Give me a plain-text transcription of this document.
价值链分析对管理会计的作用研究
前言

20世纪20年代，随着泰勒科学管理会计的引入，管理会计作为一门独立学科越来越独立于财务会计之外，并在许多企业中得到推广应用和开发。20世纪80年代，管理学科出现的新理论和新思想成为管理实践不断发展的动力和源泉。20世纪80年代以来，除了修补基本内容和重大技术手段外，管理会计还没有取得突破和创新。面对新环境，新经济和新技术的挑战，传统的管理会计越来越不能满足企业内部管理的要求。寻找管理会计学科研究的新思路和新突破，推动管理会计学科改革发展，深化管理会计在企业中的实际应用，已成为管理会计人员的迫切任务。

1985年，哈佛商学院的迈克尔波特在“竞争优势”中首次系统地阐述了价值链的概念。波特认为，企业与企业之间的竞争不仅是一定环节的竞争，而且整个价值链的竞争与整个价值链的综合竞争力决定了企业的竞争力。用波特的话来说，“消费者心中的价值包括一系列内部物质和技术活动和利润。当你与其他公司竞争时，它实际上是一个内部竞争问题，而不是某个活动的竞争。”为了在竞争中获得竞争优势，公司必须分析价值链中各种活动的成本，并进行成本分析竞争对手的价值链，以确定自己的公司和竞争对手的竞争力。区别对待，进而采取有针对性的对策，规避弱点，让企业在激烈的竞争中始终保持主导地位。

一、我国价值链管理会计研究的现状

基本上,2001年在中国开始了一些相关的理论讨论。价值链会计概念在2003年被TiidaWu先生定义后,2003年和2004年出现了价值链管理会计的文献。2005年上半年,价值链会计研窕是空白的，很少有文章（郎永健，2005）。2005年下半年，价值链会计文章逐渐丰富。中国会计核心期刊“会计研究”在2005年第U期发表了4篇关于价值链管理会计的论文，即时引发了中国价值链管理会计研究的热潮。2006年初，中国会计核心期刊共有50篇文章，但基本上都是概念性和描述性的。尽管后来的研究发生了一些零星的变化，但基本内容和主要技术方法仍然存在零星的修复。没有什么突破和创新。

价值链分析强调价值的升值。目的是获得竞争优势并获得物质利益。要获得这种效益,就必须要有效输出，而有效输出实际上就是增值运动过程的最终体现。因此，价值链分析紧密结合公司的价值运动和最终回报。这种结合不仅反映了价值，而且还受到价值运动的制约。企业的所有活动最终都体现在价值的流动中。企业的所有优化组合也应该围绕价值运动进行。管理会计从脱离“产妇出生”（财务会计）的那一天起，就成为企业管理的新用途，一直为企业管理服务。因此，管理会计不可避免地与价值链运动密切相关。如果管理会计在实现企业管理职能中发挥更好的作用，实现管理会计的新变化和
---
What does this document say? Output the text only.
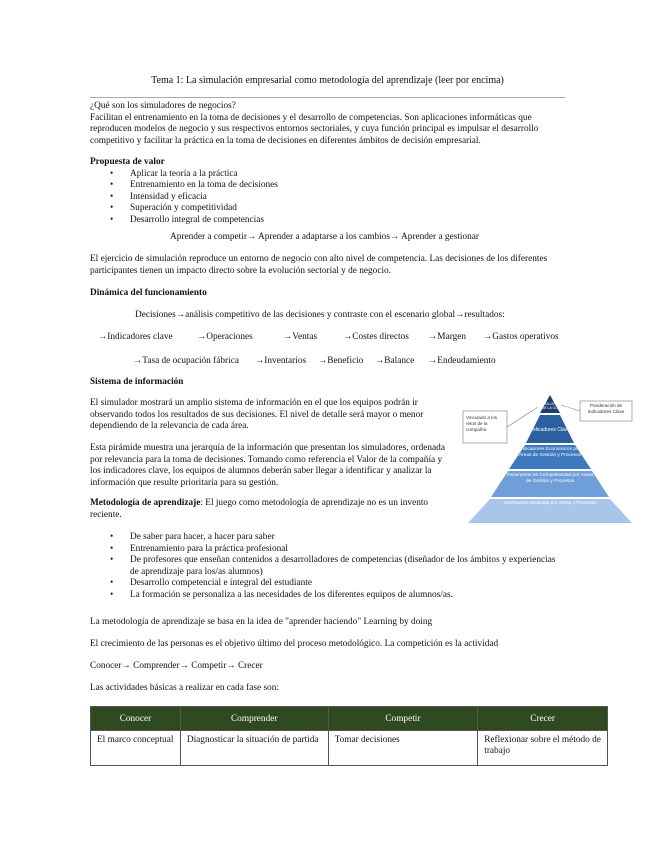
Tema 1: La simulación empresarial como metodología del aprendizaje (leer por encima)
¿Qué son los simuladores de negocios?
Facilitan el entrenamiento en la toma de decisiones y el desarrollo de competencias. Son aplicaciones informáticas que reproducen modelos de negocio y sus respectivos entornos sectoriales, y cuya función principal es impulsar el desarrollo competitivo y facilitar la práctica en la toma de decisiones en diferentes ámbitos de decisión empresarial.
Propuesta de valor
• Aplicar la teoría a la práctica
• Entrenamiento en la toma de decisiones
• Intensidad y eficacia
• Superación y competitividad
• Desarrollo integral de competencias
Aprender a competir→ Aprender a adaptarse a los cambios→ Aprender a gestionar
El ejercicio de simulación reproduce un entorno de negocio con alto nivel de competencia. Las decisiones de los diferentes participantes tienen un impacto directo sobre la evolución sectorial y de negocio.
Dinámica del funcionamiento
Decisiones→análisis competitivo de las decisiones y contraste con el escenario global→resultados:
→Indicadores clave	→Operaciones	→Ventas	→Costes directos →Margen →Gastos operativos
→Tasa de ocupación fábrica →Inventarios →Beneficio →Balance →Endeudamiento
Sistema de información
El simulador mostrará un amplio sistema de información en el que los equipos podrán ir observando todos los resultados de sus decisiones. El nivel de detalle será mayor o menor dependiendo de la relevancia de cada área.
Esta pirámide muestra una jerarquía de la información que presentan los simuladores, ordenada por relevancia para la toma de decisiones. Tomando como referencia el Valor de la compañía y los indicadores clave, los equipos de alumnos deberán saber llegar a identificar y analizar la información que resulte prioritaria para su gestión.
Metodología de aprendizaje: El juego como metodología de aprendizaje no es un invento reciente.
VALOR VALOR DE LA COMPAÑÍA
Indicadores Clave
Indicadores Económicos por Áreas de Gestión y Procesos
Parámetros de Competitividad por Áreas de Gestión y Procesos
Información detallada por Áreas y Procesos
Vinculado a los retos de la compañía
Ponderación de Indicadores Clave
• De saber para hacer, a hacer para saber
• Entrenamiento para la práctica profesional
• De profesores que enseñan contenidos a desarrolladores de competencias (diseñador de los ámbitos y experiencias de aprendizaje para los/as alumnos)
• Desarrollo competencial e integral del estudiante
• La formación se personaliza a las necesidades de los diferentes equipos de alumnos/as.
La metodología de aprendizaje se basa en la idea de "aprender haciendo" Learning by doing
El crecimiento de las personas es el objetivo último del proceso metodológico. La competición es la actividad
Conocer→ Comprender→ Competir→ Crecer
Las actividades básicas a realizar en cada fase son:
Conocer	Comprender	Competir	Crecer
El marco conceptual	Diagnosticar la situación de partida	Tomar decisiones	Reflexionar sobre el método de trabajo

_TASK OBJECTIVE_
Show all lines in the entries above where the word "saber" appears.

_FINAL RESULT_
Esta pirámide muestra una jerarquía de la información que presentan los simuladores, ordenada por relevancia para la toma de decisiones. Tomando como referencia el Valor de la compañía y los indicadores clave, los equipos de alumnos deberán saber llegar a identificar y analizar la información que resulte prioritaria para su gestión.
• De saber para hacer, a hacer para saber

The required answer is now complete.